## [WRITTEN INSTRUCTION]
Transcribe every record that appears below, exactly and in full.

Records that describe figures
================
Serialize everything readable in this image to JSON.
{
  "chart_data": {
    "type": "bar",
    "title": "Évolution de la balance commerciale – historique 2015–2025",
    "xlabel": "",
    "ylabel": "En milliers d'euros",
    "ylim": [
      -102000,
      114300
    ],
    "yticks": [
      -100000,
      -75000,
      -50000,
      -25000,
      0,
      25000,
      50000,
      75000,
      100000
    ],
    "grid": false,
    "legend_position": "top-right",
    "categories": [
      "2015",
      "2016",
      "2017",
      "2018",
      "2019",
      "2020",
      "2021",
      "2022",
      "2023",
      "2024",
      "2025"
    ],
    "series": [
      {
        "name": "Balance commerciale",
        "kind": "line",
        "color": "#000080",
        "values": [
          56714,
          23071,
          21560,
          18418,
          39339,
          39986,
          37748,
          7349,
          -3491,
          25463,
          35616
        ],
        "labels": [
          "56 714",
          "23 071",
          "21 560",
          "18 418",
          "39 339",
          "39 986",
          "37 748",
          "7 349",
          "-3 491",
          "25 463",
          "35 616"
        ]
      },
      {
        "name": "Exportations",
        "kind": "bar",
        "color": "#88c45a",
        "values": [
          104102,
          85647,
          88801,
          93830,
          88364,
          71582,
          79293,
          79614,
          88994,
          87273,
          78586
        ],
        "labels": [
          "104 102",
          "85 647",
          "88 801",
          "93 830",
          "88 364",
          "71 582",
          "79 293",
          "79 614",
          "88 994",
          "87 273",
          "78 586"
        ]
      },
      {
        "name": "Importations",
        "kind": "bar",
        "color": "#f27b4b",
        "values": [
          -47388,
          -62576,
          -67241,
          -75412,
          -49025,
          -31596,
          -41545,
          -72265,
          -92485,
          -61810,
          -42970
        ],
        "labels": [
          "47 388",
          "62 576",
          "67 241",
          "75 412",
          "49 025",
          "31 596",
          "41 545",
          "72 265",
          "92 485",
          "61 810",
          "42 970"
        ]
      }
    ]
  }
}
================
## [FULL OUTPUT]
Serialize everything readable in this image to JSON.
{
  "chart_data": {
    "type": "bar",
    "title": "Évolution de la balance commerciale – historique 2015–2025",
    "xlabel": "",
    "ylabel": "En milliers d'euros",
    "ylim": [
      -102000,
      114300
    ],
    "yticks": [
      -100000,
      -75000,
      -50000,
      -25000,
      0,
      25000,
      50000,
      75000,
      100000
    ],
    "grid": false,
    "legend_position": "top-right",
    "categories": [
      "2015",
      "2016",
      "2017",
      "2018",
      "2019",
      "2020",
      "2021",
      "2022",
      "2023",
      "2024",
      "2025"
    ],
    "series": [
      {
        "name": "Balance commerciale",
        "kind": "line",
        "color": "#000080",
        "values": [
          56714,
          23071,
          21560,
          18418,
          39339,
          39986,
          37748,
          7349,
          -3491,
          25463,
          35616
        ],
        "labels": [
          "56 714",
          "23 071",
          "21 560",
          "18 418",
          "39 339",
          "39 986",
          "37 748",
          "7 349",
          "-3 491",
          "25 463",
          "35 616"
        ]
      },
      {
        "name": "Exportations",
        "kind": "bar",
        "color": "#88c45a",
        "values": [
          104102,
          85647,
          88801,
          93830,
          88364,
          71582,
          79293,
          79614,
          88994,
          87273,
          78586
        ],
        "labels": [
          "104 102",
          "85 647",
          "88 801",
          "93 830",
          "88 364",
          "71 582",
          "79 293",
          "79 614",
          "88 994",
          "87 273",
          "78 586"
        ]
      },
      {
        "name": "Importations",
        "kind": "bar",
        "color": "#f27b4b",
        "values": [
          -47388,
          -62576,
          -67241,
          -75412,
          -49025,
          -31596,
          -41545,
          -72265,
          -92485,
          -61810,
          -42970
        ],
        "labels": [
          "47 388",
          "62 576",
          "67 241",
          "75 412",
          "49 025",
          "31 596",
          "41 545",
          "72 265",
          "92 485",
          "61 810",
          "42 970"
        ]
      }
    ]
  }
}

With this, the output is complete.